| REQUIRED WORK |
Extract the full listing verbatim and drop any pictures from your copy.

| DATASET EXTRACT |

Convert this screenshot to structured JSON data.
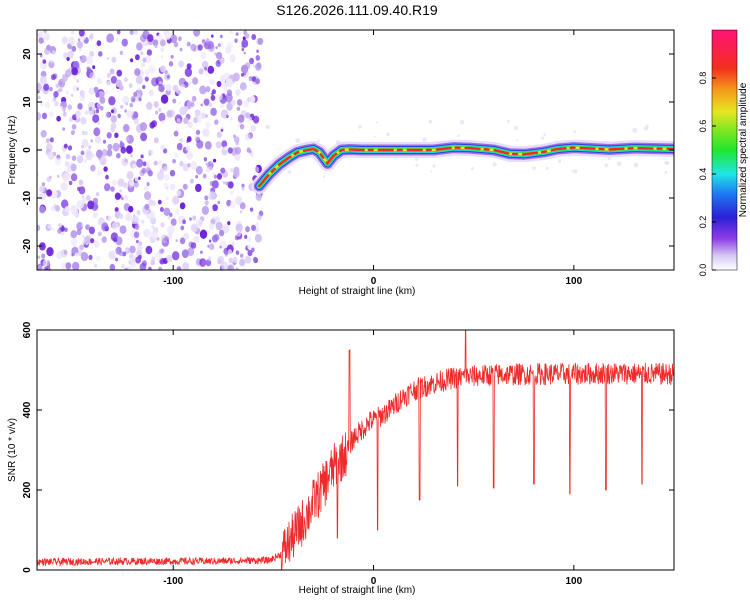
{
  "chart_data": [
    {
      "type": "heatmap",
      "title": "S126.2026.111.09.40.R19",
      "xlabel": "Height of straight line (km)",
      "ylabel": "Frequency (Hz)",
      "xlim": [
        -168,
        150
      ],
      "ylim": [
        -25,
        25
      ],
      "xticks": [
        -100,
        0,
        100
      ],
      "yticks": [
        -20,
        -10,
        0,
        10,
        20
      ],
      "noise_region_x": [
        -168,
        -56
      ],
      "ridge": {
        "x": [
          -57,
          -52,
          -47,
          -42,
          -38,
          -33,
          -30,
          -27,
          -23,
          -20,
          -16,
          -12,
          -6,
          10,
          30,
          40,
          48,
          60,
          68,
          75,
          85,
          92,
          100,
          118,
          130,
          150
        ],
        "freq": [
          -7.5,
          -5.0,
          -3.0,
          -1.5,
          -0.5,
          0.0,
          0.2,
          -0.5,
          -2.8,
          -1.2,
          0.0,
          0.1,
          0.0,
          0.0,
          0.0,
          0.5,
          0.4,
          0.0,
          -0.8,
          -0.9,
          -0.4,
          0.2,
          0.5,
          0.1,
          0.4,
          0.2
        ]
      },
      "colorbar": {
        "label": "Normalized spectral amplitude",
        "range": [
          0,
          1
        ],
        "ticks": [
          0.0,
          0.2,
          0.4,
          0.6,
          0.8
        ]
      }
    },
    {
      "type": "line",
      "xlabel": "Height of straight line (km)",
      "ylabel": "SNR (10 * v/v)",
      "xlim": [
        -168,
        150
      ],
      "ylim": [
        0,
        600
      ],
      "xticks": [
        -100,
        0,
        100
      ],
      "yticks": [
        0,
        200,
        400,
        600
      ],
      "series": [
        {
          "name": "SNR",
          "color": "#ee2a2a",
          "x": [
            -168,
            -120,
            -80,
            -60,
            -52,
            -46,
            -42,
            -38,
            -34,
            -30,
            -26,
            -22,
            -18,
            -14,
            -10,
            -6,
            -2,
            2,
            8,
            14,
            20,
            26,
            32,
            40,
            50,
            60,
            80,
            100,
            120,
            140,
            150
          ],
          "values": [
            20,
            22,
            22,
            24,
            24,
            40,
            70,
            100,
            130,
            170,
            200,
            240,
            270,
            290,
            330,
            350,
            370,
            380,
            400,
            430,
            450,
            460,
            470,
            480,
            485,
            488,
            490,
            490,
            492,
            490,
            490
          ],
          "spikes_down": [
            {
              "x": -18,
              "y": 80
            },
            {
              "x": 2,
              "y": 100
            },
            {
              "x": 23,
              "y": 175
            },
            {
              "x": 42,
              "y": 210
            },
            {
              "x": 60,
              "y": 205
            },
            {
              "x": 80,
              "y": 215
            },
            {
              "x": 98,
              "y": 190
            },
            {
              "x": 116,
              "y": 200
            },
            {
              "x": 134,
              "y": 215
            }
          ],
          "spikes_up": [
            {
              "x": -12,
              "y": 550
            },
            {
              "x": 46,
              "y": 605
            }
          ]
        }
      ]
    }
  ]
}
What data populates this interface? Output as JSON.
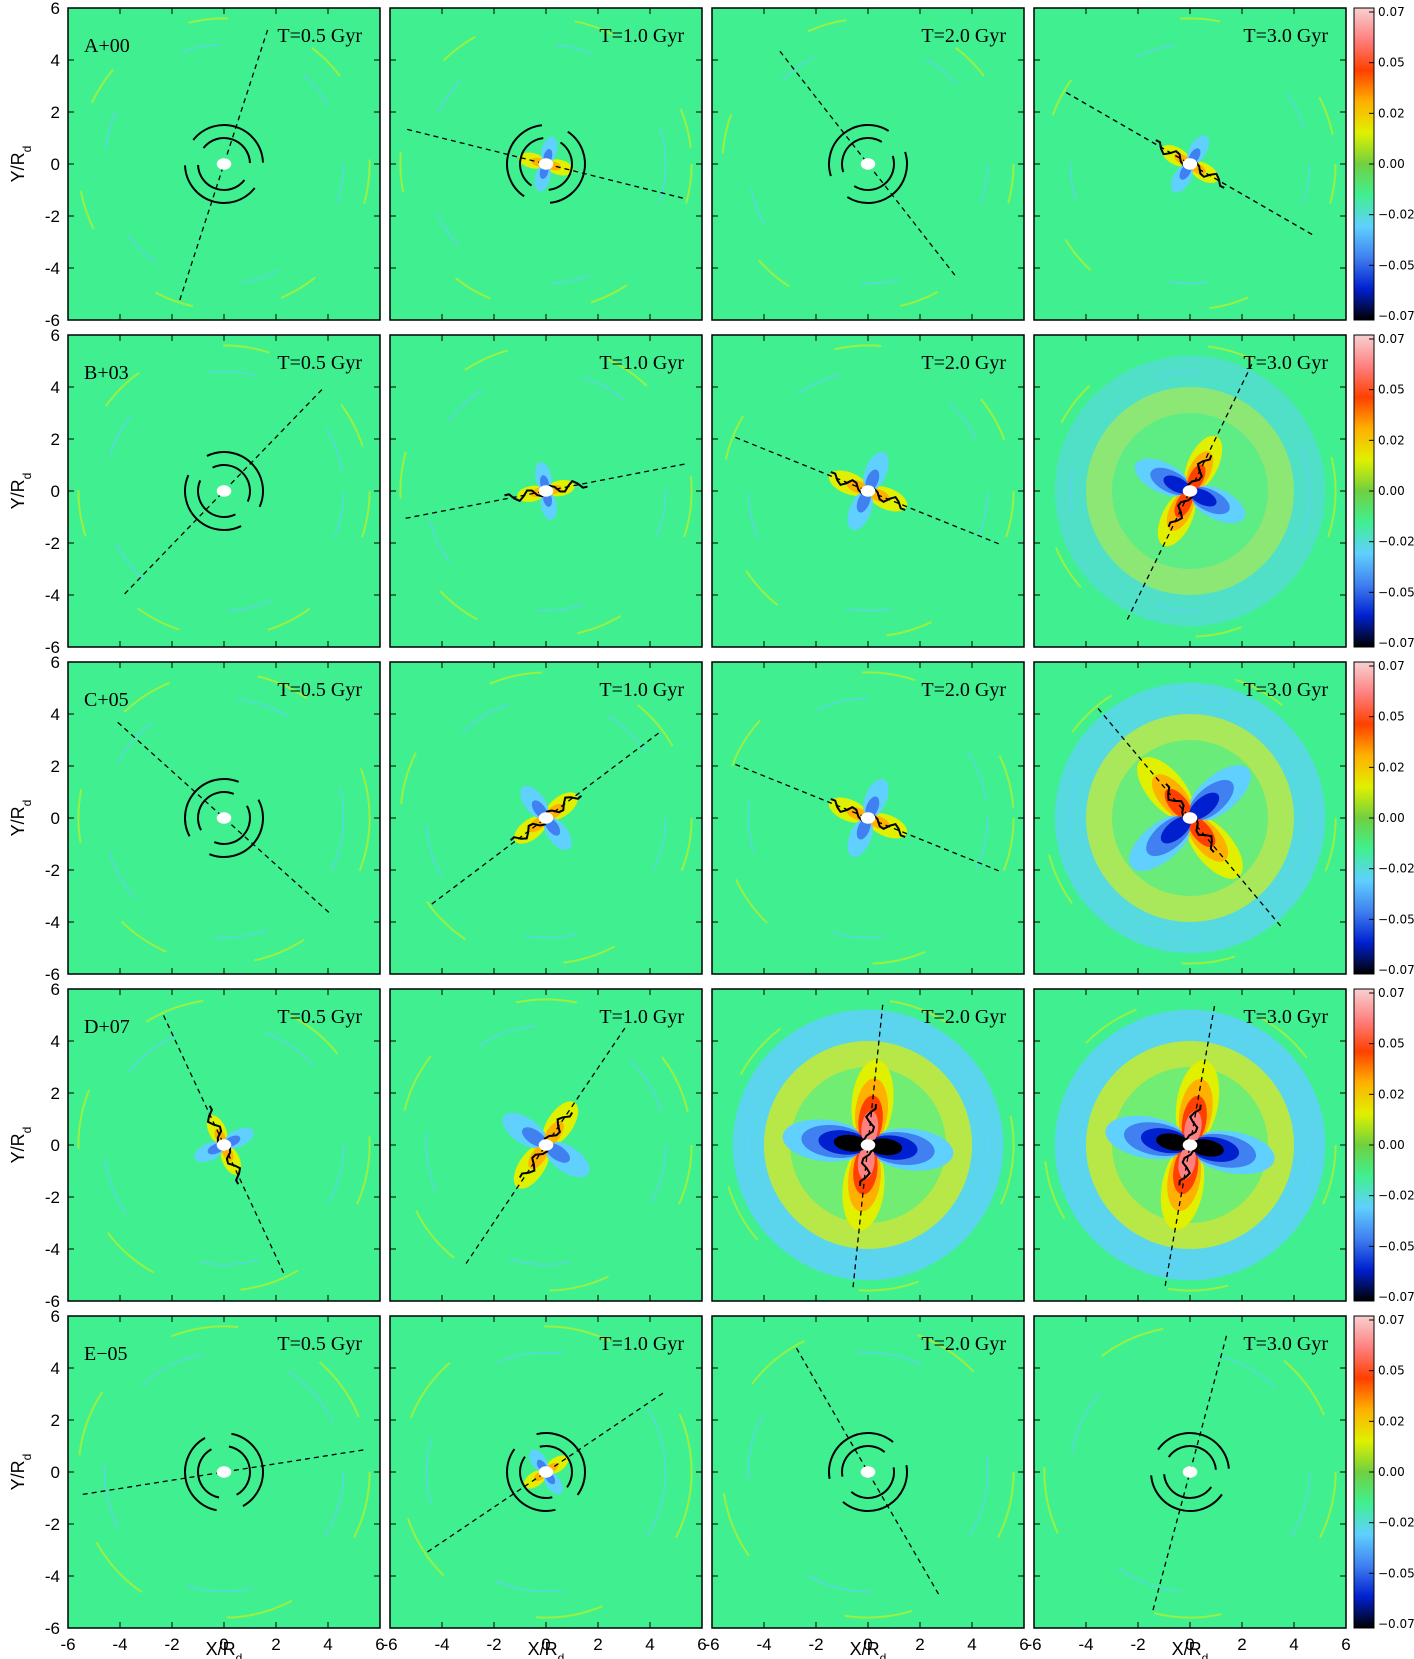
{
  "figure": {
    "ylabel": "Y/R",
    "ylabel_sub": "d",
    "xlabel": "X/R",
    "xlabel_sub": "d",
    "axis_ticks": [
      "-6",
      "-4",
      "-2",
      "0",
      "2",
      "4",
      "6"
    ],
    "colorbar_ticks": [
      "0.07",
      "0.05",
      "0.02",
      "0.00",
      "−0.02",
      "−0.05",
      "−0.07"
    ]
  },
  "chart_data": {
    "type": "heatmap",
    "xlim": [
      -6,
      6
    ],
    "ylim": [
      -6,
      6
    ],
    "colorbar_range": [
      -0.07,
      0.07
    ],
    "colormap": [
      "#000000",
      "#0020d0",
      "#4080f0",
      "#60d0ff",
      "#40f090",
      "#70d040",
      "#e0f000",
      "#ffb000",
      "#ff4000",
      "#ff8080",
      "#f8d0d0"
    ],
    "background_color": "#40f090",
    "rows": [
      {
        "id": "A+00",
        "panels": [
          {
            "time": "T=0.5 Gyr",
            "pattern": "arcs",
            "line_angle_deg": 72,
            "strength": 0
          },
          {
            "time": "T=1.0 Gyr",
            "pattern": "arcs",
            "line_angle_deg": -14,
            "strength": 0.08
          },
          {
            "time": "T=2.0 Gyr",
            "pattern": "arcs",
            "line_angle_deg": -52,
            "strength": 0
          },
          {
            "time": "T=3.0 Gyr",
            "pattern": "wiggle",
            "line_angle_deg": -30,
            "strength": 0.15
          }
        ]
      },
      {
        "id": "B+03",
        "panels": [
          {
            "time": "T=0.5 Gyr",
            "pattern": "arcs",
            "line_angle_deg": 46,
            "strength": 0
          },
          {
            "time": "T=1.0 Gyr",
            "pattern": "wiggle",
            "line_angle_deg": 11,
            "strength": 0.1
          },
          {
            "time": "T=2.0 Gyr",
            "pattern": "wiggle",
            "line_angle_deg": -22,
            "strength": 0.3
          },
          {
            "time": "T=3.0 Gyr",
            "pattern": "wiggle",
            "line_angle_deg": 64,
            "strength": 0.6
          }
        ]
      },
      {
        "id": "C+05",
        "panels": [
          {
            "time": "T=0.5 Gyr",
            "pattern": "arcs",
            "line_angle_deg": -42,
            "strength": 0
          },
          {
            "time": "T=1.0 Gyr",
            "pattern": "wiggle",
            "line_angle_deg": 37,
            "strength": 0.25
          },
          {
            "time": "T=2.0 Gyr",
            "pattern": "wiggle",
            "line_angle_deg": -22,
            "strength": 0.3
          },
          {
            "time": "T=3.0 Gyr",
            "pattern": "wiggle",
            "line_angle_deg": -50,
            "strength": 0.85
          }
        ]
      },
      {
        "id": "D+07",
        "panels": [
          {
            "time": "T=0.5 Gyr",
            "pattern": "wiggle",
            "line_angle_deg": -65,
            "strength": 0.15
          },
          {
            "time": "T=1.0 Gyr",
            "pattern": "wiggle",
            "line_angle_deg": 56,
            "strength": 0.45
          },
          {
            "time": "T=2.0 Gyr",
            "pattern": "wiggle",
            "line_angle_deg": 84,
            "strength": 1.0
          },
          {
            "time": "T=3.0 Gyr",
            "pattern": "wiggle",
            "line_angle_deg": 80,
            "strength": 1.0
          }
        ]
      },
      {
        "id": "E−05",
        "panels": [
          {
            "time": "T=0.5 Gyr",
            "pattern": "arcs",
            "line_angle_deg": 9,
            "strength": 0
          },
          {
            "time": "T=1.0 Gyr",
            "pattern": "arcs",
            "line_angle_deg": 34,
            "strength": 0.05
          },
          {
            "time": "T=2.0 Gyr",
            "pattern": "arcs",
            "line_angle_deg": -60,
            "strength": 0
          },
          {
            "time": "T=3.0 Gyr",
            "pattern": "arcs",
            "line_angle_deg": 75,
            "strength": 0
          }
        ]
      }
    ]
  }
}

| EXERCISE OUTPUT |
Convert this screenshot to structured JSON data.
{
  "chart_data": [
    {
      "type": "heatmap",
      "title": "S126.2026.111.09.40.R19",
      "xlabel": "Height of straight line (km)",
      "ylabel": "Frequency (Hz)",
      "xlim": [
        -168,
        150
      ],
      "ylim": [
        -25,
        25
      ],
      "xticks": [
        -100,
        0,
        100
      ],
      "yticks": [
        -20,
        -10,
        0,
        10,
        20
      ],
      "noise_region_x": [
        -168,
        -56
      ],
      "ridge": {
        "x": [
          -57,
          -52,
          -47,
          -42,
          -38,
          -33,
          -30,
          -27,
          -23,
          -20,
          -16,
          -12,
          -6,
          10,
          30,
          40,
          48,
          60,
          68,
          75,
          85,
          92,
          100,
          118,
          130,
          150
        ],
        "freq": [
          -7.5,
          -5.0,
          -3.0,
          -1.5,
          -0.5,
          0.0,
          0.2,
          -0.5,
          -2.8,
          -1.2,
          0.0,
          0.1,
          0.0,
          0.0,
          0.0,
          0.5,
          0.4,
          0.0,
          -0.8,
          -0.9,
          -0.4,
          0.2,
          0.5,
          0.1,
          0.4,
          0.2
        ]
      },
      "colorbar": {
        "label": "Normalized spectral amplitude",
        "range": [
          0,
          1
        ],
        "ticks": [
          0.0,
          0.2,
          0.4,
          0.6,
          0.8
        ]
      }
    },
    {
      "type": "line",
      "xlabel": "Height of straight line (km)",
      "ylabel": "SNR (10 * v/v)",
      "xlim": [
        -168,
        150
      ],
      "ylim": [
        0,
        600
      ],
      "xticks": [
        -100,
        0,
        100
      ],
      "yticks": [
        0,
        200,
        400,
        600
      ],
      "series": [
        {
          "name": "SNR",
          "color": "#ee2a2a",
          "x": [
            -168,
            -120,
            -80,
            -60,
            -52,
            -46,
            -42,
            -38,
            -34,
            -30,
            -26,
            -22,
            -18,
            -14,
            -10,
            -6,
            -2,
            2,
            8,
            14,
            20,
            26,
            32,
            40,
            50,
            60,
            80,
            100,
            120,
            140,
            150
          ],
          "values": [
            20,
            22,
            22,
            24,
            24,
            40,
            70,
            100,
            130,
            170,
            200,
            240,
            270,
            290,
            330,
            350,
            370,
            380,
            400,
            430,
            450,
            460,
            470,
            480,
            485,
            488,
            490,
            490,
            492,
            490,
            490
          ],
          "spikes_down": [
            {
              "x": -18,
              "y": 80
            },
            {
              "x": 2,
              "y": 100
            },
            {
              "x": 23,
              "y": 175
            },
            {
              "x": 42,
              "y": 210
            },
            {
              "x": 60,
              "y": 205
            },
            {
              "x": 80,
              "y": 215
            },
            {
              "x": 98,
              "y": 190
            },
            {
              "x": 116,
              "y": 200
            },
            {
              "x": 134,
              "y": 215
            }
          ],
          "spikes_up": [
            {
              "x": -12,
              "y": 550
            },
            {
              "x": 46,
              "y": 605
            }
          ]
        }
      ]
    }
  ]
}
What data populates this interface? Output as JSON.
{
  "figure": {
    "ylabel": "Y/R",
    "ylabel_sub": "d",
    "xlabel": "X/R",
    "xlabel_sub": "d",
    "axis_ticks": [
      "-6",
      "-4",
      "-2",
      "0",
      "2",
      "4",
      "6"
    ],
    "colorbar_ticks": [
      "0.07",
      "0.05",
      "0.02",
      "0.00",
      "−0.02",
      "−0.05",
      "−0.07"
    ]
  },
  "chart_data": {
    "type": "heatmap",
    "xlim": [
      -6,
      6
    ],
    "ylim": [
      -6,
      6
    ],
    "colorbar_range": [
      -0.07,
      0.07
    ],
    "colormap": [
      "#000000",
      "#0020d0",
      "#4080f0",
      "#60d0ff",
      "#40f090",
      "#70d040",
      "#e0f000",
      "#ffb000",
      "#ff4000",
      "#ff8080",
      "#f8d0d0"
    ],
    "background_color": "#40f090",
    "rows": [
      {
        "id": "A+00",
        "panels": [
          {
            "time": "T=0.5 Gyr",
            "pattern": "arcs",
            "line_angle_deg": 72,
            "strength": 0
          },
          {
            "time": "T=1.0 Gyr",
            "pattern": "arcs",
            "line_angle_deg": -14,
            "strength": 0.08
          },
          {
            "time": "T=2.0 Gyr",
            "pattern": "arcs",
            "line_angle_deg": -52,
            "strength": 0
          },
          {
            "time": "T=3.0 Gyr",
            "pattern": "wiggle",
            "line_angle_deg": -30,
            "strength": 0.15
          }
        ]
      },
      {
        "id": "B+03",
        "panels": [
          {
            "time": "T=0.5 Gyr",
            "pattern": "arcs",
            "line_angle_deg": 46,
            "strength": 0
          },
          {
            "time": "T=1.0 Gyr",
            "pattern": "wiggle",
            "line_angle_deg": 11,
            "strength": 0.1
          },
          {
            "time": "T=2.0 Gyr",
            "pattern": "wiggle",
            "line_angle_deg": -22,
            "strength": 0.3
          },
          {
            "time": "T=3.0 Gyr",
            "pattern": "wiggle",
            "line_angle_deg": 64,
            "strength": 0.6
          }
        ]
      },
      {
        "id": "C+05",
        "panels": [
          {
            "time": "T=0.5 Gyr",
            "pattern": "arcs",
            "line_angle_deg": -42,
            "strength": 0
          },
          {
            "time": "T=1.0 Gyr",
            "pattern": "wiggle",
            "line_angle_deg": 37,
            "strength": 0.25
          },
          {
            "time": "T=2.0 Gyr",
            "pattern": "wiggle",
            "line_angle_deg": -22,
            "strength": 0.3
          },
          {
            "time": "T=3.0 Gyr",
            "pattern": "wiggle",
            "line_angle_deg": -50,
            "strength": 0.85
          }
        ]
      },
      {
        "id": "D+07",
        "panels": [
          {
            "time": "T=0.5 Gyr",
            "pattern": "wiggle",
            "line_angle_deg": -65,
            "strength": 0.15
          },
          {
            "time": "T=1.0 Gyr",
            "pattern": "wiggle",
            "line_angle_deg": 56,
            "strength": 0.45
          },
          {
            "time": "T=2.0 Gyr",
            "pattern": "wiggle",
            "line_angle_deg": 84,
            "strength": 1.0
          },
          {
            "time": "T=3.0 Gyr",
            "pattern": "wiggle",
            "line_angle_deg": 80,
            "strength": 1.0
          }
        ]
      },
      {
        "id": "E−05",
        "panels": [
          {
            "time": "T=0.5 Gyr",
            "pattern": "arcs",
            "line_angle_deg": 9,
            "strength": 0
          },
          {
            "time": "T=1.0 Gyr",
            "pattern": "arcs",
            "line_angle_deg": 34,
            "strength": 0.05
          },
          {
            "time": "T=2.0 Gyr",
            "pattern": "arcs",
            "line_angle_deg": -60,
            "strength": 0
          },
          {
            "time": "T=3.0 Gyr",
            "pattern": "arcs",
            "line_angle_deg": 75,
            "strength": 0
          }
        ]
      }
    ]
  }
}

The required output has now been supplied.